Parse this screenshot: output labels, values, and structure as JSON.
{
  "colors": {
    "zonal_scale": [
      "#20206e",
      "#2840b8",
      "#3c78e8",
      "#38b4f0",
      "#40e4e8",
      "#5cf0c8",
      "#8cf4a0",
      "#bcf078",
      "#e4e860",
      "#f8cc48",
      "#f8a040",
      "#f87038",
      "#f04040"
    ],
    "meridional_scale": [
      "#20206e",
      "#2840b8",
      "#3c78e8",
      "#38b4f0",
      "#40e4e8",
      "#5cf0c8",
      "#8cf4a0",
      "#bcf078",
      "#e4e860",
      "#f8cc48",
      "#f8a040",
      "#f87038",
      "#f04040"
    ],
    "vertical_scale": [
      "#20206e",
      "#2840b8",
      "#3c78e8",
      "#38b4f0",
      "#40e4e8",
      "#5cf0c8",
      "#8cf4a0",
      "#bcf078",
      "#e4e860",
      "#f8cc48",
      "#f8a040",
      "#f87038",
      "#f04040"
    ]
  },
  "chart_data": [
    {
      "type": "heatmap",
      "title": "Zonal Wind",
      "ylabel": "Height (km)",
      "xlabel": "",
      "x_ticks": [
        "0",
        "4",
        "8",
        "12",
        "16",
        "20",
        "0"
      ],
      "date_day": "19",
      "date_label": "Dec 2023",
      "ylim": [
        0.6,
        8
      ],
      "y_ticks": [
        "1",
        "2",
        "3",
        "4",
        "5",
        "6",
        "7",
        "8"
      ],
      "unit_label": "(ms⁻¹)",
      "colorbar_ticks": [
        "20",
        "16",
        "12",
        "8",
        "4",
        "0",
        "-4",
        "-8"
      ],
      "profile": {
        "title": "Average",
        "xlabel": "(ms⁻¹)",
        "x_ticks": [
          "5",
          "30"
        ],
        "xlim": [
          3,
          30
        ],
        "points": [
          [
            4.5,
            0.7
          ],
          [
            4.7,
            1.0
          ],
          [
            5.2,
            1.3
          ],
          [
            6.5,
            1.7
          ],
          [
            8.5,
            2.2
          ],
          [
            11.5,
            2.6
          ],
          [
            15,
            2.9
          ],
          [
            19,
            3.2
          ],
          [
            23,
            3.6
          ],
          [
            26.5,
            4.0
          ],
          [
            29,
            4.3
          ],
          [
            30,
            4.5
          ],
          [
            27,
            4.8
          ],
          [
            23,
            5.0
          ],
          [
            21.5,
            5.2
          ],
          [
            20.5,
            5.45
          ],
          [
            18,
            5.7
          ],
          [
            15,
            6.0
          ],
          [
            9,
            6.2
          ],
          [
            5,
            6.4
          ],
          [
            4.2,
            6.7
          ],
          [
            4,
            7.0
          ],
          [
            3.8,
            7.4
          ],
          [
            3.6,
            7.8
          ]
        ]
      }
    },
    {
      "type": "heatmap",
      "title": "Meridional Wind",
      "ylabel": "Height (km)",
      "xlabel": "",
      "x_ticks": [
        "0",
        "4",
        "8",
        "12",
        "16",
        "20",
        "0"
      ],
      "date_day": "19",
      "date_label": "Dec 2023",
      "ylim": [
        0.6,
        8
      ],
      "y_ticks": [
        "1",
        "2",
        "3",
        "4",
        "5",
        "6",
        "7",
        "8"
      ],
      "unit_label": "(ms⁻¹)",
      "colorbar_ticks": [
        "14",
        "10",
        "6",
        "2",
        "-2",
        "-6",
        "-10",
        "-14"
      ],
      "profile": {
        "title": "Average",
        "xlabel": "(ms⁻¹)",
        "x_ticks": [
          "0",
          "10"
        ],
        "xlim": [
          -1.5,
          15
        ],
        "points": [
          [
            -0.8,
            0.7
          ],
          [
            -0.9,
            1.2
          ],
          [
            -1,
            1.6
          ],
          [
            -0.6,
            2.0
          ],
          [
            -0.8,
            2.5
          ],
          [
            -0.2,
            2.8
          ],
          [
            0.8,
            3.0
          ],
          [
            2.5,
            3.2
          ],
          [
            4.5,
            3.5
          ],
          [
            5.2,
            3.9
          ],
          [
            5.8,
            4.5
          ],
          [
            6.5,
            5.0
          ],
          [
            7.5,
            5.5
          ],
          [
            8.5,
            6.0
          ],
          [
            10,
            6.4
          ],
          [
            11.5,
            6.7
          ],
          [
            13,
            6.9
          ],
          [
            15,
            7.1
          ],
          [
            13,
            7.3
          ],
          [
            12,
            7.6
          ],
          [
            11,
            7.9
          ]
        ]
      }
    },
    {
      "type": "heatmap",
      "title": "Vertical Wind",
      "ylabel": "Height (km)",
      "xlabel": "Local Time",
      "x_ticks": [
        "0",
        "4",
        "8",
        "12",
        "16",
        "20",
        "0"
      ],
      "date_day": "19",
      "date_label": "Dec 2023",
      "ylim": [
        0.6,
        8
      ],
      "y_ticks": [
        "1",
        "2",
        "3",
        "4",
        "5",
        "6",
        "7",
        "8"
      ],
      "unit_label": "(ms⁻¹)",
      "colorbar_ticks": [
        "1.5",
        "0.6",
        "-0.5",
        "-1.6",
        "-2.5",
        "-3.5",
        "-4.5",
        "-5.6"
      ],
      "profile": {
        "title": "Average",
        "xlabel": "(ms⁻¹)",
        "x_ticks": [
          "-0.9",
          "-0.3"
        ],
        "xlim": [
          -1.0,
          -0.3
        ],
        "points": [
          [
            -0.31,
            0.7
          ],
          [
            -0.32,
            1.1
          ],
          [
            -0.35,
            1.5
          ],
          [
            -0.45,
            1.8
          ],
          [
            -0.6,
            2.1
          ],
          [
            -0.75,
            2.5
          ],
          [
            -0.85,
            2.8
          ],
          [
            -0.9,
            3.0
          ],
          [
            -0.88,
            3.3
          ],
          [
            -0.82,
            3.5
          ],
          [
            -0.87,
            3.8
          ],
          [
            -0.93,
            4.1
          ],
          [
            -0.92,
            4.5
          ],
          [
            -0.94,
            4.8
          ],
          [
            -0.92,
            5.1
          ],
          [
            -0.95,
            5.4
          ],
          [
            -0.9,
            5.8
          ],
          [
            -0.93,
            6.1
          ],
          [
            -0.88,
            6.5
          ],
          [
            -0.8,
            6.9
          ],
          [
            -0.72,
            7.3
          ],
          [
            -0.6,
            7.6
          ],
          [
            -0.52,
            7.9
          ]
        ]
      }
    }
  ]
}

★ ★ ★ ★ ★ ★ ★

EXERCISE INSTRUCTIONS: Repeat each of the entries above precisely as given.

SOLVED PROBLEM:
Parse this screenshot: output labels, values, and structure as JSON.
{
  "colors": {
    "zonal_scale": [
      "#20206e",
      "#2840b8",
      "#3c78e8",
      "#38b4f0",
      "#40e4e8",
      "#5cf0c8",
      "#8cf4a0",
      "#bcf078",
      "#e4e860",
      "#f8cc48",
      "#f8a040",
      "#f87038",
      "#f04040"
    ],
    "meridional_scale": [
      "#20206e",
      "#2840b8",
      "#3c78e8",
      "#38b4f0",
      "#40e4e8",
      "#5cf0c8",
      "#8cf4a0",
      "#bcf078",
      "#e4e860",
      "#f8cc48",
      "#f8a040",
      "#f87038",
      "#f04040"
    ],
    "vertical_scale": [
      "#20206e",
      "#2840b8",
      "#3c78e8",
      "#38b4f0",
      "#40e4e8",
      "#5cf0c8",
      "#8cf4a0",
      "#bcf078",
      "#e4e860",
      "#f8cc48",
      "#f8a040",
      "#f87038",
      "#f04040"
    ]
  },
  "chart_data": [
    {
      "type": "heatmap",
      "title": "Zonal Wind",
      "ylabel": "Height (km)",
      "xlabel": "",
      "x_ticks": [
        "0",
        "4",
        "8",
        "12",
        "16",
        "20",
        "0"
      ],
      "date_day": "19",
      "date_label": "Dec 2023",
      "ylim": [
        0.6,
        8
      ],
      "y_ticks": [
        "1",
        "2",
        "3",
        "4",
        "5",
        "6",
        "7",
        "8"
      ],
      "unit_label": "(ms⁻¹)",
      "colorbar_ticks": [
        "20",
        "16",
        "12",
        "8",
        "4",
        "0",
        "-4",
        "-8"
      ],
      "profile": {
        "title": "Average",
        "xlabel": "(ms⁻¹)",
        "x_ticks": [
          "5",
          "30"
        ],
        "xlim": [
          3,
          30
        ],
        "points": [
          [
            4.5,
            0.7
          ],
          [
            4.7,
            1.0
          ],
          [
            5.2,
            1.3
          ],
          [
            6.5,
            1.7
          ],
          [
            8.5,
            2.2
          ],
          [
            11.5,
            2.6
          ],
          [
            15,
            2.9
          ],
          [
            19,
            3.2
          ],
          [
            23,
            3.6
          ],
          [
            26.5,
            4.0
          ],
          [
            29,
            4.3
          ],
          [
            30,
            4.5
          ],
          [
            27,
            4.8
          ],
          [
            23,
            5.0
          ],
          [
            21.5,
            5.2
          ],
          [
            20.5,
            5.45
          ],
          [
            18,
            5.7
          ],
          [
            15,
            6.0
          ],
          [
            9,
            6.2
          ],
          [
            5,
            6.4
          ],
          [
            4.2,
            6.7
          ],
          [
            4,
            7.0
          ],
          [
            3.8,
            7.4
          ],
          [
            3.6,
            7.8
          ]
        ]
      }
    },
    {
      "type": "heatmap",
      "title": "Meridional Wind",
      "ylabel": "Height (km)",
      "xlabel": "",
      "x_ticks": [
        "0",
        "4",
        "8",
        "12",
        "16",
        "20",
        "0"
      ],
      "date_day": "19",
      "date_label": "Dec 2023",
      "ylim": [
        0.6,
        8
      ],
      "y_ticks": [
        "1",
        "2",
        "3",
        "4",
        "5",
        "6",
        "7",
        "8"
      ],
      "unit_label": "(ms⁻¹)",
      "colorbar_ticks": [
        "14",
        "10",
        "6",
        "2",
        "-2",
        "-6",
        "-10",
        "-14"
      ],
      "profile": {
        "title": "Average",
        "xlabel": "(ms⁻¹)",
        "x_ticks": [
          "0",
          "10"
        ],
        "xlim": [
          -1.5,
          15
        ],
        "points": [
          [
            -0.8,
            0.7
          ],
          [
            -0.9,
            1.2
          ],
          [
            -1,
            1.6
          ],
          [
            -0.6,
            2.0
          ],
          [
            -0.8,
            2.5
          ],
          [
            -0.2,
            2.8
          ],
          [
            0.8,
            3.0
          ],
          [
            2.5,
            3.2
          ],
          [
            4.5,
            3.5
          ],
          [
            5.2,
            3.9
          ],
          [
            5.8,
            4.5
          ],
          [
            6.5,
            5.0
          ],
          [
            7.5,
            5.5
          ],
          [
            8.5,
            6.0
          ],
          [
            10,
            6.4
          ],
          [
            11.5,
            6.7
          ],
          [
            13,
            6.9
          ],
          [
            15,
            7.1
          ],
          [
            13,
            7.3
          ],
          [
            12,
            7.6
          ],
          [
            11,
            7.9
          ]
        ]
      }
    },
    {
      "type": "heatmap",
      "title": "Vertical Wind",
      "ylabel": "Height (km)",
      "xlabel": "Local Time",
      "x_ticks": [
        "0",
        "4",
        "8",
        "12",
        "16",
        "20",
        "0"
      ],
      "date_day": "19",
      "date_label": "Dec 2023",
      "ylim": [
        0.6,
        8
      ],
      "y_ticks": [
        "1",
        "2",
        "3",
        "4",
        "5",
        "6",
        "7",
        "8"
      ],
      "unit_label": "(ms⁻¹)",
      "colorbar_ticks": [
        "1.5",
        "0.6",
        "-0.5",
        "-1.6",
        "-2.5",
        "-3.5",
        "-4.5",
        "-5.6"
      ],
      "profile": {
        "title": "Average",
        "xlabel": "(ms⁻¹)",
        "x_ticks": [
          "-0.9",
          "-0.3"
        ],
        "xlim": [
          -1.0,
          -0.3
        ],
        "points": [
          [
            -0.31,
            0.7
          ],
          [
            -0.32,
            1.1
          ],
          [
            -0.35,
            1.5
          ],
          [
            -0.45,
            1.8
          ],
          [
            -0.6,
            2.1
          ],
          [
            -0.75,
            2.5
          ],
          [
            -0.85,
            2.8
          ],
          [
            -0.9,
            3.0
          ],
          [
            -0.88,
            3.3
          ],
          [
            -0.82,
            3.5
          ],
          [
            -0.87,
            3.8
          ],
          [
            -0.93,
            4.1
          ],
          [
            -0.92,
            4.5
          ],
          [
            -0.94,
            4.8
          ],
          [
            -0.92,
            5.1
          ],
          [
            -0.95,
            5.4
          ],
          [
            -0.9,
            5.8
          ],
          [
            -0.93,
            6.1
          ],
          [
            -0.88,
            6.5
          ],
          [
            -0.8,
            6.9
          ],
          [
            -0.72,
            7.3
          ],
          [
            -0.6,
            7.6
          ],
          [
            -0.52,
            7.9
          ]
        ]
      }
    }
  ]
}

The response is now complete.